YOUR OBJECTIVE ::
Show all lines that include the string "perfect"; copy each one.

EXCERPTED DATA ::
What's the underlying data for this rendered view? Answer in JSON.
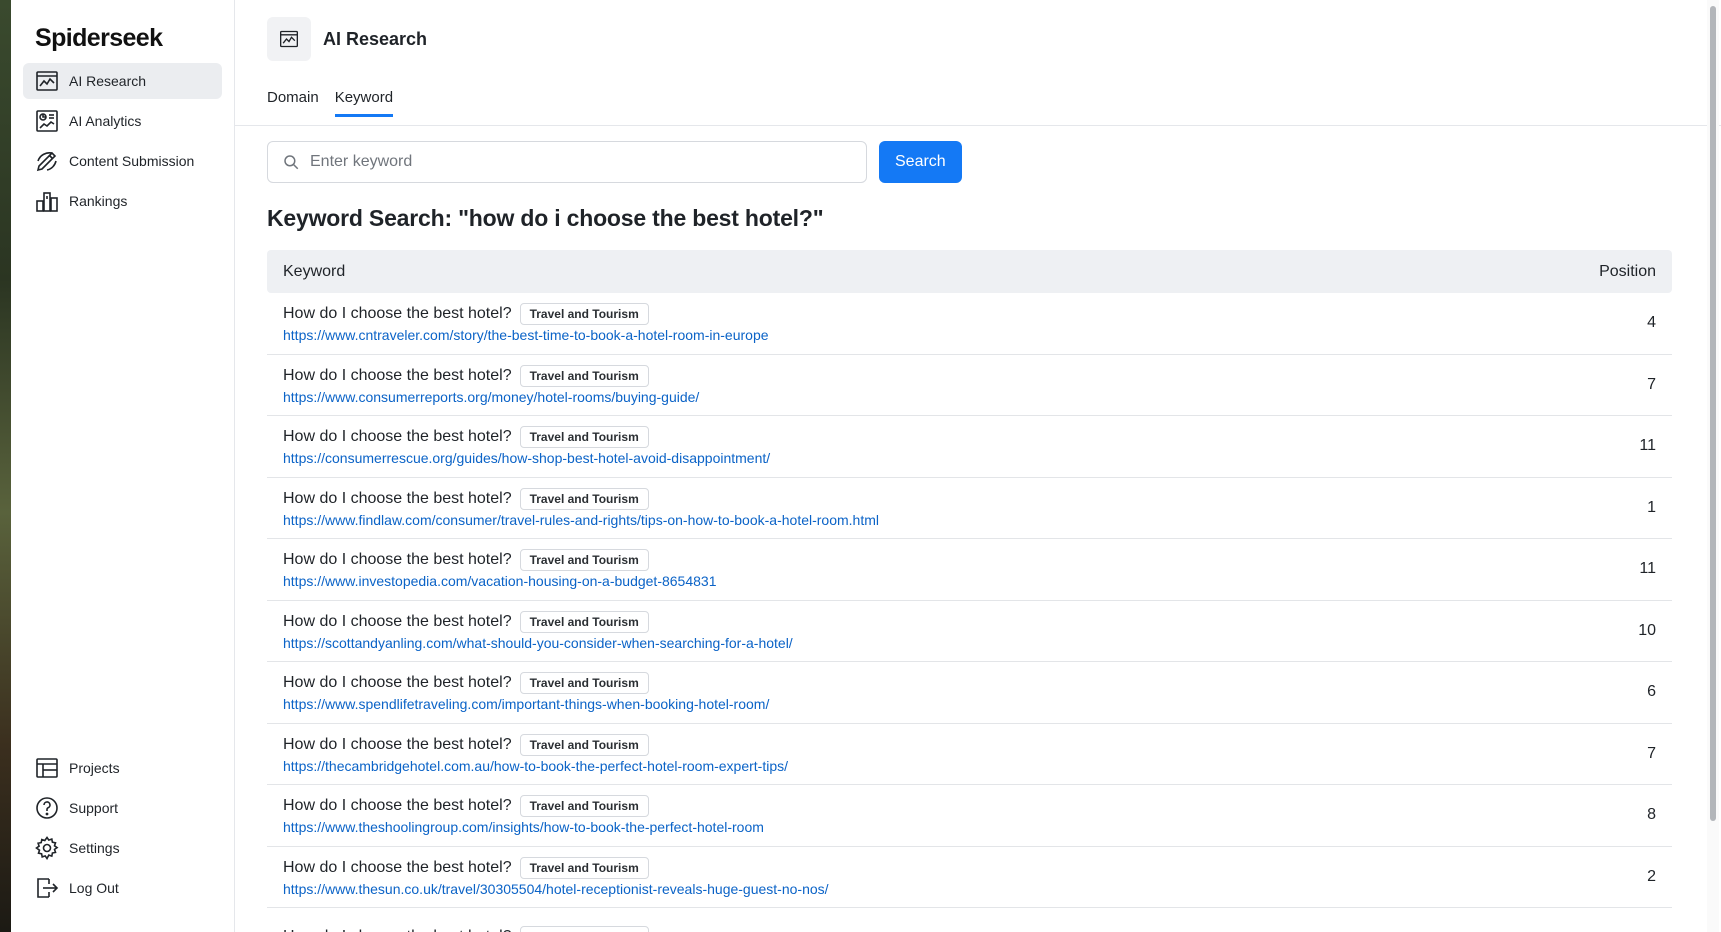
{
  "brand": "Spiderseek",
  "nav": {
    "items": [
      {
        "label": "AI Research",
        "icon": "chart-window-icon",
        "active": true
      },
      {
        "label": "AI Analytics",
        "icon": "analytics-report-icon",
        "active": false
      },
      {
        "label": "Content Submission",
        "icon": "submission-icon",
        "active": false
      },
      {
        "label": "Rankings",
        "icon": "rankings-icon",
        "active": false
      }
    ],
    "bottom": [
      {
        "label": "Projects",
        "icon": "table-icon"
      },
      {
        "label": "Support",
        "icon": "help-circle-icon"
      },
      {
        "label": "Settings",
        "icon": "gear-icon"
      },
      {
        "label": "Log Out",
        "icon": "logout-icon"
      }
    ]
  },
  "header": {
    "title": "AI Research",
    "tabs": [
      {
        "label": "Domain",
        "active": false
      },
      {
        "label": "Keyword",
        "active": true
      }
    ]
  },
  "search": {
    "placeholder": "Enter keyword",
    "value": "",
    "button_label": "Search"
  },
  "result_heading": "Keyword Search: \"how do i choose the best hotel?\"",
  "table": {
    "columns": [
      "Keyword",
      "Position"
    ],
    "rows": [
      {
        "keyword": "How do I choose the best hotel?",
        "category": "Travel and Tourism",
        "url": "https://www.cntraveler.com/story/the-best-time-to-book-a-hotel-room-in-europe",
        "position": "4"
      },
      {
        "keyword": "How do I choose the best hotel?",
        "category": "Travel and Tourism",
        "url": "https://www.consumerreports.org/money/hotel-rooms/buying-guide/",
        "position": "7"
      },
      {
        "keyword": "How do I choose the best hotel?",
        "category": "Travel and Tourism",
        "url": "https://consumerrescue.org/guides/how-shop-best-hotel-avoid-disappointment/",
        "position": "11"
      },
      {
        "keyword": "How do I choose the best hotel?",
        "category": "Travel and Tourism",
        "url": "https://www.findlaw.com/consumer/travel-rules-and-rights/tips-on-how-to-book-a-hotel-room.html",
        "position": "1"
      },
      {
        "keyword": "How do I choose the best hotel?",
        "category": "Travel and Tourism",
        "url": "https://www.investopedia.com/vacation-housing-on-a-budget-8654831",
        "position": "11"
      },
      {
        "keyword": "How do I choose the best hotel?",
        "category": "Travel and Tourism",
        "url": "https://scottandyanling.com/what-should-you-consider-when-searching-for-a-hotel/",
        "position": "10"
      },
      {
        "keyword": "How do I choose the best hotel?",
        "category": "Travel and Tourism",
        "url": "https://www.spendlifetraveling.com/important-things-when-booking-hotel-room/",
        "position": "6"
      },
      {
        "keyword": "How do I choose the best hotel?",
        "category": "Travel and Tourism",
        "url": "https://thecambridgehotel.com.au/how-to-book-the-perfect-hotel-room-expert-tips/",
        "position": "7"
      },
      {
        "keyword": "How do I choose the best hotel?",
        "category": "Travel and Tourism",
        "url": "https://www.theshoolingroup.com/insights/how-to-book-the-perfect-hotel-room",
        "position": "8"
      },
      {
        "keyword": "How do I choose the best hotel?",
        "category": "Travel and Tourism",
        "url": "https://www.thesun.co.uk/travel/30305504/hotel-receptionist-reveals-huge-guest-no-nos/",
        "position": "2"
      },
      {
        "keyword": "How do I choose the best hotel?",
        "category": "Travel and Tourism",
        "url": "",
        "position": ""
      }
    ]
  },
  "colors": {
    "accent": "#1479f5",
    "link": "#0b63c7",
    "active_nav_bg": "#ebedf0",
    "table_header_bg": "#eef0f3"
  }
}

WORKED ANSWER ::
        "url": "https://thecambridgehotel.com.au/how-to-book-the-perfect-hotel-room-expert-tips/",
        "url": "https://www.theshoolingroup.com/insights/how-to-book-the-perfect-hotel-room",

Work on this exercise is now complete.